TO BE DONE:
State how many lines include "receiving", giving the number by itself.

— Start DATA RECORDS —

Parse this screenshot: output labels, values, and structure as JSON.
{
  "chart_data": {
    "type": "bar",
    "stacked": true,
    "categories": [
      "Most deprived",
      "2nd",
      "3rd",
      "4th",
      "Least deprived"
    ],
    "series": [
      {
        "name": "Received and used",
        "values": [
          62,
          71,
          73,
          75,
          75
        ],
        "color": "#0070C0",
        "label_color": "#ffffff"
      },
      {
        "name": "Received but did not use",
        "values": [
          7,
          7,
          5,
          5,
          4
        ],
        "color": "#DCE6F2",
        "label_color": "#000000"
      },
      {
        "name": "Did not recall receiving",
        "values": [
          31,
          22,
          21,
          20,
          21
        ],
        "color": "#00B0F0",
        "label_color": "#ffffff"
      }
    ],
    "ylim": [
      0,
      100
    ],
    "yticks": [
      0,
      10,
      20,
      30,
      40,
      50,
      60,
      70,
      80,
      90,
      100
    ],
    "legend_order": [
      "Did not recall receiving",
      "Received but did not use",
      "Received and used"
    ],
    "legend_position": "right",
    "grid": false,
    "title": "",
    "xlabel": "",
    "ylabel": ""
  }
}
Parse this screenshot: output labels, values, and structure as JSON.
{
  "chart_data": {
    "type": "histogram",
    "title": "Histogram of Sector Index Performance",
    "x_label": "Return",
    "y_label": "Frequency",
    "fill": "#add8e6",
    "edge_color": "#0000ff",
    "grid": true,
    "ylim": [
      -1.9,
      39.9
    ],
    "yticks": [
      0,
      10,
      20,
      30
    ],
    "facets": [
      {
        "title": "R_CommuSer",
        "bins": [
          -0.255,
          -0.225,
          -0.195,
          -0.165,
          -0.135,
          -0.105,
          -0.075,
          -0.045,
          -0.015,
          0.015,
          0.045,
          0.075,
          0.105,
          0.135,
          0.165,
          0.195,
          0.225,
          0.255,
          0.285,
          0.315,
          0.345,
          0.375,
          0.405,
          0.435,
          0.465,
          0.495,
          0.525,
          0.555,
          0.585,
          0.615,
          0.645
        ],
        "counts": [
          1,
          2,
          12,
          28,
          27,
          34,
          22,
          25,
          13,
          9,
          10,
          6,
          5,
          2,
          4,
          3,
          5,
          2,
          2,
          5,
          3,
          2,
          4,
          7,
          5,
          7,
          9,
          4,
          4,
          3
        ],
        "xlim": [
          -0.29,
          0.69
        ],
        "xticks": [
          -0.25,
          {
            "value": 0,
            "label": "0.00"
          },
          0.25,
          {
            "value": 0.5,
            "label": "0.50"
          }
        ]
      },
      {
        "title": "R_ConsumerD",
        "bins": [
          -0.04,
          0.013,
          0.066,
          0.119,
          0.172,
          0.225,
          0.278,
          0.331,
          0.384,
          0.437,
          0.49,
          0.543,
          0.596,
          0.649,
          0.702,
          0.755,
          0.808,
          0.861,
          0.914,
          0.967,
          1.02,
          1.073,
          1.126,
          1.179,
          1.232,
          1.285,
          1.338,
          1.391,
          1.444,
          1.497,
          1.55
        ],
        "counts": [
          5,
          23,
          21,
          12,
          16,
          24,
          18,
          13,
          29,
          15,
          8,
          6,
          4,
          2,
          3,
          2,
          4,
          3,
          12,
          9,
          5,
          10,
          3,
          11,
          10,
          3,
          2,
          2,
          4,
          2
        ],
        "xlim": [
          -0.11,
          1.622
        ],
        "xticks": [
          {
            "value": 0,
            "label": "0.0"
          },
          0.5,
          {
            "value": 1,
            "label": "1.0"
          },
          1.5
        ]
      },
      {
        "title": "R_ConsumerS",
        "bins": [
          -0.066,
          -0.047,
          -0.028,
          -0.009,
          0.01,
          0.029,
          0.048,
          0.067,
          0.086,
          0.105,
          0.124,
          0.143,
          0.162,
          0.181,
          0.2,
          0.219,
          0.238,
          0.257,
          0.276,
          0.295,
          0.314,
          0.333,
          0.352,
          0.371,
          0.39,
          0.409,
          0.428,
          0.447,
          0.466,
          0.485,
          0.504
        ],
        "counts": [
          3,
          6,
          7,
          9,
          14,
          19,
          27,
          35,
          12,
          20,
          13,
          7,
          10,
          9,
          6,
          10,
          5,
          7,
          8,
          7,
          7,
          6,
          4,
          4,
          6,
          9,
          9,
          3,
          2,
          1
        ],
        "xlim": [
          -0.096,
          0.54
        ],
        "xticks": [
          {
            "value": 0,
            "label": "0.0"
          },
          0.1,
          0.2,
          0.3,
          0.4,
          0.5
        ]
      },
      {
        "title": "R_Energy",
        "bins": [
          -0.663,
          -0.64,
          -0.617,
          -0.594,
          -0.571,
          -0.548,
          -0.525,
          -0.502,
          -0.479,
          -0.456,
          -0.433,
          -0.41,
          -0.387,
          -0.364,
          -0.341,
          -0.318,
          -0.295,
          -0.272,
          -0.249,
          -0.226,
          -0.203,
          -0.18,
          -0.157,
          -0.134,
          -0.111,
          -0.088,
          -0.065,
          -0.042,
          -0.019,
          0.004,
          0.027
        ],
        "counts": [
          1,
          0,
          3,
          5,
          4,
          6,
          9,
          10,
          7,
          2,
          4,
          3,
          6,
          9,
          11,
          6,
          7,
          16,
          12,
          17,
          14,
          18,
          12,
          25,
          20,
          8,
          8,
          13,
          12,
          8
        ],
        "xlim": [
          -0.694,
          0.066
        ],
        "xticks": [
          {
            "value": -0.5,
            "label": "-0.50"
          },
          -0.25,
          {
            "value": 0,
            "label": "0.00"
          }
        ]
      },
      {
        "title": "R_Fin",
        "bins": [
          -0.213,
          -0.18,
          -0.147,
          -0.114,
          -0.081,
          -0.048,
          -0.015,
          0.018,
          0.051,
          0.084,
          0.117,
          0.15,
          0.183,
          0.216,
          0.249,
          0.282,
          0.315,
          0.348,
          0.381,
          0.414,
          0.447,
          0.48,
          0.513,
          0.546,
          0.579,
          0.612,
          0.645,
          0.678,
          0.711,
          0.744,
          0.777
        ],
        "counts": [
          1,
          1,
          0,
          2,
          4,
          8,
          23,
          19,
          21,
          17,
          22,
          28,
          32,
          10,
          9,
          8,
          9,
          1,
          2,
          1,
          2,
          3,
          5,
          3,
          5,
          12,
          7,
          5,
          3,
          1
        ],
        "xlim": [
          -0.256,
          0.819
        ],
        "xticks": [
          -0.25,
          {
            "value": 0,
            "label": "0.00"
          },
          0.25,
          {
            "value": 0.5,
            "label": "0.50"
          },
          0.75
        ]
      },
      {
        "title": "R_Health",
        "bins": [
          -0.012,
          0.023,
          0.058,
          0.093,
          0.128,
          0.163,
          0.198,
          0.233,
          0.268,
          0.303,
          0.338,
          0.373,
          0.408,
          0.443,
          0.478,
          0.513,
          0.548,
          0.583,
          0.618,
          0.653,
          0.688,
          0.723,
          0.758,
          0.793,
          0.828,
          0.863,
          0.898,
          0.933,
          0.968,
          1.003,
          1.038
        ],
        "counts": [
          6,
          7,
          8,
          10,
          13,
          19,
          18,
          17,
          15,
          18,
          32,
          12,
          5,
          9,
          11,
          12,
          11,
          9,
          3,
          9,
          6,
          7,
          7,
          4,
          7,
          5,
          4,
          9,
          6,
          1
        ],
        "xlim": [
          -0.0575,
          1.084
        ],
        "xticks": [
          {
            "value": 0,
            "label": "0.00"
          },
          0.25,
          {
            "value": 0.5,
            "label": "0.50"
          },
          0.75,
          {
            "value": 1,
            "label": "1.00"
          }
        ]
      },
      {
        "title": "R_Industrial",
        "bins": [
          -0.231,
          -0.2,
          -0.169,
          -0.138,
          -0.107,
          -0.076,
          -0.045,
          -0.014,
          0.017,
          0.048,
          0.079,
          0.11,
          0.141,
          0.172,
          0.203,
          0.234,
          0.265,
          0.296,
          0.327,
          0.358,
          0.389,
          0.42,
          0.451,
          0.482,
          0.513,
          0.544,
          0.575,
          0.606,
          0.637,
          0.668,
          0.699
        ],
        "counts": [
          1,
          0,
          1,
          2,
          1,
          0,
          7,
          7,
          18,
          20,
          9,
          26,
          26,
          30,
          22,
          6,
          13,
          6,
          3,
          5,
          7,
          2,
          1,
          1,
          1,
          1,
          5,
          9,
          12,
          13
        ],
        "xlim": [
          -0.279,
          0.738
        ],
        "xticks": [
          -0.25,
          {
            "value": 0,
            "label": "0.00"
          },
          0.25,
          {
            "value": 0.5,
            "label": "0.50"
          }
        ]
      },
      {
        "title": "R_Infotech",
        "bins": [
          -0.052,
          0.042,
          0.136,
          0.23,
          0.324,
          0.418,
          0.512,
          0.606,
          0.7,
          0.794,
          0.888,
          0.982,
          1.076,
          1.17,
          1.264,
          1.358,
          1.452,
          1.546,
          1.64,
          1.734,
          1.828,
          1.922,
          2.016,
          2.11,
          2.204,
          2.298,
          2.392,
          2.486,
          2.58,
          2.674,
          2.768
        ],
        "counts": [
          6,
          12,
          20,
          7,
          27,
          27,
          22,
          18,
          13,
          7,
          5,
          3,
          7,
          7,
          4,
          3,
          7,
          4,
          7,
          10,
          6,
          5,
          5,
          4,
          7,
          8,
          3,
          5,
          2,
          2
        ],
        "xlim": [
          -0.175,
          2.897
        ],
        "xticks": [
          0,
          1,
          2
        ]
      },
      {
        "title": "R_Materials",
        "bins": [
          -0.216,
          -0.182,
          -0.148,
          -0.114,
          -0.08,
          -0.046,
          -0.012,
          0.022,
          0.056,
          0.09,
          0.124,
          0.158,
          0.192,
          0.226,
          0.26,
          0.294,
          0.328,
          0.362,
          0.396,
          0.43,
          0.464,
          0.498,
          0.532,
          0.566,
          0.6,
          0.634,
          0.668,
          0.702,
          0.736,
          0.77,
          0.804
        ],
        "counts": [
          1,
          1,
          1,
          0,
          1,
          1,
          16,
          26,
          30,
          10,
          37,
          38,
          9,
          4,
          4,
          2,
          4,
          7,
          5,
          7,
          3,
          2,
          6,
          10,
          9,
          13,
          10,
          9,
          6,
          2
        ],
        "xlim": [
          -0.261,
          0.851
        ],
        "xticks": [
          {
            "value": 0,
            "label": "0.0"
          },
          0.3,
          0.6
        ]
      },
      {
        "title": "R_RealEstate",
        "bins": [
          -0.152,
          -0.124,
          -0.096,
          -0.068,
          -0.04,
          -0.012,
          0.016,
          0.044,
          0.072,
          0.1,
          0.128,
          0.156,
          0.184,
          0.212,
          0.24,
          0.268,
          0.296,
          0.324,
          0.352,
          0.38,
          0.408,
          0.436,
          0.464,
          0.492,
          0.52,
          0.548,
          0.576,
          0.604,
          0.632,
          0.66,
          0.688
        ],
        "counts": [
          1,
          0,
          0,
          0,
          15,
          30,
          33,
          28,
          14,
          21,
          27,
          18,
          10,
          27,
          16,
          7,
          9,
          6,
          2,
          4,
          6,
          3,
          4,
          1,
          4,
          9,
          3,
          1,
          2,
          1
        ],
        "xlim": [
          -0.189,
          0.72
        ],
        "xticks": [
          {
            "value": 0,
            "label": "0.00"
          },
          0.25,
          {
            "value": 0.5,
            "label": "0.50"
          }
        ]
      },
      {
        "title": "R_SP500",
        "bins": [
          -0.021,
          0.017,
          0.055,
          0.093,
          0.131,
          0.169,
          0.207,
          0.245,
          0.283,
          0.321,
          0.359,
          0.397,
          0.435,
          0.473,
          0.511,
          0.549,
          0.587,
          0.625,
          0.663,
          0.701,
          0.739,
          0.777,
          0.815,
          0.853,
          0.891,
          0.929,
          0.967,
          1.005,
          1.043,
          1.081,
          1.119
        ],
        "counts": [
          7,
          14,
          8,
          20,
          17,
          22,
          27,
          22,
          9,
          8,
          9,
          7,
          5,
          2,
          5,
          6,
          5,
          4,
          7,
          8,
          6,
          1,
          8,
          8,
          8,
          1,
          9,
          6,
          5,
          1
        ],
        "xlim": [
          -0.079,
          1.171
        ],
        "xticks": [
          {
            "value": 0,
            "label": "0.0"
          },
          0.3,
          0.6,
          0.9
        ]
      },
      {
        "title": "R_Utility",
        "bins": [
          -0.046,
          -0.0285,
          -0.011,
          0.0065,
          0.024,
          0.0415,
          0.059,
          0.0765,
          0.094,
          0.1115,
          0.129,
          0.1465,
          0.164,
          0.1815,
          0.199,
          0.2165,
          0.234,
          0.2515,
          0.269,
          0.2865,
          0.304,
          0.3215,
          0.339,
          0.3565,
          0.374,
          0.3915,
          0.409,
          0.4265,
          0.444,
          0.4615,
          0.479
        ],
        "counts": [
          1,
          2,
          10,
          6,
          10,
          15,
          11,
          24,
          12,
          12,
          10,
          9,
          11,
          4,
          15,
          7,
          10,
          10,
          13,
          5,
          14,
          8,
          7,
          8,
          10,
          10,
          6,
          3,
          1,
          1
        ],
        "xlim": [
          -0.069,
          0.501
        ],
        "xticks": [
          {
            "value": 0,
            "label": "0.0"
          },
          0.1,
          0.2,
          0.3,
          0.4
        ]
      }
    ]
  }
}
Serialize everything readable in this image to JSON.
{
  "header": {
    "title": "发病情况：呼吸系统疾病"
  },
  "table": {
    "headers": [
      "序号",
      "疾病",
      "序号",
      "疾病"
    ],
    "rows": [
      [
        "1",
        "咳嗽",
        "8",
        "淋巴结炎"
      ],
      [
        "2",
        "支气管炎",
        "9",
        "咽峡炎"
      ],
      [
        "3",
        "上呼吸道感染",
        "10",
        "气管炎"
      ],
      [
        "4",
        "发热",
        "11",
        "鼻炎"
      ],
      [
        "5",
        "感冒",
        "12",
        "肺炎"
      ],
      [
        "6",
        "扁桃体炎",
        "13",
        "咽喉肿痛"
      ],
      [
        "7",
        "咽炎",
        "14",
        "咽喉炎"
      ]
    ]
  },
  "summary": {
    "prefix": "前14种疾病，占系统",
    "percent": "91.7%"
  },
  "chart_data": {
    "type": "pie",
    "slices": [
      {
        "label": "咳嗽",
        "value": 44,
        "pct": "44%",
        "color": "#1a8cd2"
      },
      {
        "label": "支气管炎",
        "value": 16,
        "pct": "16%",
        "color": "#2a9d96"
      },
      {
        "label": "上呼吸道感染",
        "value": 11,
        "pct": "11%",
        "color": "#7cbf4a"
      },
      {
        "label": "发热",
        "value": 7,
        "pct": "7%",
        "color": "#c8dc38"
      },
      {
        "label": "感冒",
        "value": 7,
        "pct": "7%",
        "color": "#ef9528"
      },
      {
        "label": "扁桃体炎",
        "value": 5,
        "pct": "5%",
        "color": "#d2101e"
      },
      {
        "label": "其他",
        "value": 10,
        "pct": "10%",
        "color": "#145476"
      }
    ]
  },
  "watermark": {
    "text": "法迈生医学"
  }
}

— End DATA RECORDS —

OUTPUT FOR THIS EXERCISE:
2